* **PAGE EXTRACT**
======
SeaWorld Entertainment Inc. will cut hours for thousands of part-time employees, which will allow the company to avoid offering those workers medical insurance as mandated by Obamacare, the Orlando Sentinel reports.
Of its 22,000 employees, 18,000 are part-time or seasonal workers. SeaWorld confirmed the decision in a letter to the newspaper, although it would not say explicitly whether the health care law was a factor.
Under a new corporate policy, SeaWorld will schedule part-time workers for no more than 28 hours a week, down from a previous limit of 32 hours a week. The new cap is expected to go into effect by November.
With the reduced hours, those employees would not be classified as full-time workers under the Affordable Care Act, the health-care overhaul championed by President Barack Obama and signed into law in 2010.
A central provision of that sweeping legislation will require large employers to offer comprehensive and affordable health insurance to all employees who work an average of at least 30 hours a week. The requirement, aggressively opposed by business-lobbying groups, was supposed to take effect this year but has been delayed until 2015.
In its written statement, SeaWorld said the change "is intended to bring consistency to the part-time designation across the SeaWorld Parks system." It would not say whether the federal health-care law was a factor.
======
* **AVAILABLE DATA**
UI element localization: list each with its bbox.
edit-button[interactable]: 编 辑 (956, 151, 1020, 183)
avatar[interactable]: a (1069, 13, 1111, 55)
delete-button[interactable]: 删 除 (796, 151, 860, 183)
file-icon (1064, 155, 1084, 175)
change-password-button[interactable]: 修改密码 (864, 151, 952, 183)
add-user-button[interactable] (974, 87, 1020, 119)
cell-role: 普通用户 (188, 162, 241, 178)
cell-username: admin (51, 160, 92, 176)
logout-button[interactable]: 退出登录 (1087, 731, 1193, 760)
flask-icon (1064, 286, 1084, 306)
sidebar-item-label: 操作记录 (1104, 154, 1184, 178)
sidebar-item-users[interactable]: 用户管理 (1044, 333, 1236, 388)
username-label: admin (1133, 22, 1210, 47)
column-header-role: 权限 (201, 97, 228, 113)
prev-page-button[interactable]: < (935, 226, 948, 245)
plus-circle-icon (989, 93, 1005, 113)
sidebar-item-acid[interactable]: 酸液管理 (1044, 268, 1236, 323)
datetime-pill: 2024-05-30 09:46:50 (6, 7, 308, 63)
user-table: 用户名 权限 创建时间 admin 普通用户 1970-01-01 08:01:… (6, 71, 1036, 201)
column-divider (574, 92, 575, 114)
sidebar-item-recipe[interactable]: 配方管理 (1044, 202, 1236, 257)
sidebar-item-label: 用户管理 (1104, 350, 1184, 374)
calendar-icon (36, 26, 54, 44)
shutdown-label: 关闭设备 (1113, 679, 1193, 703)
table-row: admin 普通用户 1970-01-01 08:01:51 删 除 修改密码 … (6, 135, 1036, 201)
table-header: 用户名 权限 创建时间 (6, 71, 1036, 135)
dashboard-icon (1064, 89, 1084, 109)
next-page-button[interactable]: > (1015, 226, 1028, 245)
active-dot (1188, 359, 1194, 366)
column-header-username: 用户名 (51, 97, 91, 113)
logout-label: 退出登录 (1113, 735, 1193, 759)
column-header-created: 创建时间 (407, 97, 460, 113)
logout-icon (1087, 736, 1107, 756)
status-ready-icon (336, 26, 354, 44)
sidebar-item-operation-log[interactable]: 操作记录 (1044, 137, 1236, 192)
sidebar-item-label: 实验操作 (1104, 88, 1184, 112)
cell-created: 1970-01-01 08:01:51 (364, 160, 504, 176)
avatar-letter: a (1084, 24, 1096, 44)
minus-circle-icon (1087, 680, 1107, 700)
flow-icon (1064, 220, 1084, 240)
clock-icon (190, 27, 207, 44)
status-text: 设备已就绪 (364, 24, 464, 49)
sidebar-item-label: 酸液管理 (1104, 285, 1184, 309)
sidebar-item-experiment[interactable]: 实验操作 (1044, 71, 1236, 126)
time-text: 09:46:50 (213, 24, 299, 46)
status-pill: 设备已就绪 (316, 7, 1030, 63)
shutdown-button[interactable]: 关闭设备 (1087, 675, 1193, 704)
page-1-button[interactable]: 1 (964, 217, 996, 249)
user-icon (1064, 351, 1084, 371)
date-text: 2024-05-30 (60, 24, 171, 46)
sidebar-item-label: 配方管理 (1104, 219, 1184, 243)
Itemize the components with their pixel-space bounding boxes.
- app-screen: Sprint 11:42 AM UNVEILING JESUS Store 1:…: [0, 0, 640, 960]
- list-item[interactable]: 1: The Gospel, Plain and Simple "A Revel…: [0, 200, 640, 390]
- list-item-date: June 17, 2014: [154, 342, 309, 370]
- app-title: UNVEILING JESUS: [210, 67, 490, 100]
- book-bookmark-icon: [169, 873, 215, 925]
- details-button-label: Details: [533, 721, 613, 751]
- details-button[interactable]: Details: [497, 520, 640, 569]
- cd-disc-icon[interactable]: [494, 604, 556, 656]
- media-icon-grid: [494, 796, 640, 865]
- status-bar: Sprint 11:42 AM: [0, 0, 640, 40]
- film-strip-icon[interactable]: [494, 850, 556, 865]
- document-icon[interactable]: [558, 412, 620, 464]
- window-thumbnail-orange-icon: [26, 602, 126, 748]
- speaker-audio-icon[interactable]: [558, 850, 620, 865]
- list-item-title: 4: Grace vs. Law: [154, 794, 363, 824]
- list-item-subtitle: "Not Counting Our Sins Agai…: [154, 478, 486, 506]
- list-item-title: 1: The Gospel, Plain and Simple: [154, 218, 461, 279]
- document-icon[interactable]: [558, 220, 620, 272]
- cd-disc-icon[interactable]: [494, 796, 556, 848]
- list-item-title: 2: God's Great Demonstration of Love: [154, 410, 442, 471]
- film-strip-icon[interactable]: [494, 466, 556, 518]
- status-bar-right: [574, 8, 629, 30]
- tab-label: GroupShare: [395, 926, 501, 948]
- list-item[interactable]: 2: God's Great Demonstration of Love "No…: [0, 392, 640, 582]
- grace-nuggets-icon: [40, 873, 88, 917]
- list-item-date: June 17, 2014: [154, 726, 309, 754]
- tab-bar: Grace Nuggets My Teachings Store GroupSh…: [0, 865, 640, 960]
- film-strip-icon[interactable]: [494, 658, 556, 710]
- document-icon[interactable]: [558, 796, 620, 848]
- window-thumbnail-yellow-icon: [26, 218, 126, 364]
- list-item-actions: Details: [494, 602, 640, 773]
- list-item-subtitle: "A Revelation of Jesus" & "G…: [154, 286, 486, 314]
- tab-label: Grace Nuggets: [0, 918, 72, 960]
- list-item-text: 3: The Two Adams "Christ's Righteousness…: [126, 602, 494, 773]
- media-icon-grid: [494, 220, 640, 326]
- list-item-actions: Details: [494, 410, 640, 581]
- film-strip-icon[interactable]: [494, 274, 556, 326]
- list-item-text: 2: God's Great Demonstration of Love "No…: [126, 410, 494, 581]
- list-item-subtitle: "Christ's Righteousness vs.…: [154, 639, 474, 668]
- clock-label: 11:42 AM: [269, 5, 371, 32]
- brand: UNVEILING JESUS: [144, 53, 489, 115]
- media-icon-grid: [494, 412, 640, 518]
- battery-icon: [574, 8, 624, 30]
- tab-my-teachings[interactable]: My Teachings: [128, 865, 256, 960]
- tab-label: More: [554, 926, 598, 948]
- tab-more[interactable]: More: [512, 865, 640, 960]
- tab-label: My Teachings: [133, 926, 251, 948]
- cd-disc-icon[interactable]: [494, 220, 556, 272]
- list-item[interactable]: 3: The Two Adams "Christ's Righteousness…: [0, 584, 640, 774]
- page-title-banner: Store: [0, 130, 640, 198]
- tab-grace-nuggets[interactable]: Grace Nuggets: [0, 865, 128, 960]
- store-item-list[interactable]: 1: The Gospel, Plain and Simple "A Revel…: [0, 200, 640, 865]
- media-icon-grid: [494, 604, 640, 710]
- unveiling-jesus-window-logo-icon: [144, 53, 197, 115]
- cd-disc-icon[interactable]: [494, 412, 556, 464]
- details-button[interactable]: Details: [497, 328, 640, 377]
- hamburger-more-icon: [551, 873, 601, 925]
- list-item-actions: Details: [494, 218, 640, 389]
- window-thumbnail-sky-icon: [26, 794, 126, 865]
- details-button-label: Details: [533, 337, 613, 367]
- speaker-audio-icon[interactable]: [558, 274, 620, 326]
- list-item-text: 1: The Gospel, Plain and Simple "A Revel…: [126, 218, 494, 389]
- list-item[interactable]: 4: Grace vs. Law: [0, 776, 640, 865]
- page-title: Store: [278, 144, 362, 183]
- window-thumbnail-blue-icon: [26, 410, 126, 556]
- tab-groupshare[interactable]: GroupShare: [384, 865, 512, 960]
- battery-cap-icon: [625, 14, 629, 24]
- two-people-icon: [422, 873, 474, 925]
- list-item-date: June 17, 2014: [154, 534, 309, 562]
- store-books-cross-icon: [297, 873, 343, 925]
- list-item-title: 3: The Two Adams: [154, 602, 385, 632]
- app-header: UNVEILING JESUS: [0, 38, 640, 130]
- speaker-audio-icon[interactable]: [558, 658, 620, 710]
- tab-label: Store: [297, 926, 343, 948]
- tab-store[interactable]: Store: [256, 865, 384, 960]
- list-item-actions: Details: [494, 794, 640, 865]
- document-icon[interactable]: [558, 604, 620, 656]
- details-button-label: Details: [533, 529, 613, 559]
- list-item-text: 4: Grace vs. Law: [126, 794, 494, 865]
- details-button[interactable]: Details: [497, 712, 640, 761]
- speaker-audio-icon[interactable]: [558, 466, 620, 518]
======
* **SET OF TASKS**
• a. Answer these about the SeaWorld article, one line each:
(i) Of SeaWorld's 22,000 employees, how many are part-time or seasonal workers?
(ii) What was the earlier weekly limit on hours for part-time workers?
(iii) Until what year has the employer insurance requirement been delayed?
• b. Reproduce, word for word, the stretch of the SeaWorld article from "SeaWorld Entertainment Inc." through "Orlando Sentinel reports.".
• c. Carry the SeaWorld article on past its last sentence by writing what comes next.

* **SOLVED TASKS**
• a.
(i) 18,000
(ii) 32 hours a week
(iii) 2015

• b.
SeaWorld Entertainment Inc. will cut hours for thousands of part-time employees, which will allow the company to avoid offering those workers medical insurance as mandated by Obamacare, the Orlando Sentinel reports.

• c.
SeaWorld is not alone among American businesses in slicing hours specifically to offset Obamacare, while others make similar moves but won't admit the reason why:
With the new insurance requirements looming, more companies are opting to reduce part-timers' hours. A recent survey by the human-resources consulting company Mercer found that 12 percent of U.S. employers — and 20 percent of retail and hospitality companies — say they plan to reduce workers' hours specifically because of the Affordable Care Act.
Earlier this summer, Orlando-based Earl Enterprises, which owns the Buca di Beppo Italian restaurant chain, acknowledged that it had cut hours for about 400 workers to fewer than 30 a week. The company's founder said the move was unrelated to the federal health-care changes, though some employees said they had been told by managers that Obamacare was to blame.